Task to complete —
Find every line below with the word "structure". Then give only how many there are.

══ Dataset excerpts

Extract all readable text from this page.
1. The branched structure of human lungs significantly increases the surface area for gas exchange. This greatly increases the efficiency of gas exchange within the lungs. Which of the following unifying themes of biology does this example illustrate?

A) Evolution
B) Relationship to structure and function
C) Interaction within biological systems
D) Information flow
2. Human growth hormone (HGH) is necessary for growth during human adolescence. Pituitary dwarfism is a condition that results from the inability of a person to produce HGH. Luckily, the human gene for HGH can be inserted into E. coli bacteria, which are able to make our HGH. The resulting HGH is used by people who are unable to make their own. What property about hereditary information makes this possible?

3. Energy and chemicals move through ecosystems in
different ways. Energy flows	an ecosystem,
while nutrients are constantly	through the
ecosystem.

════

Answer to the problem —
2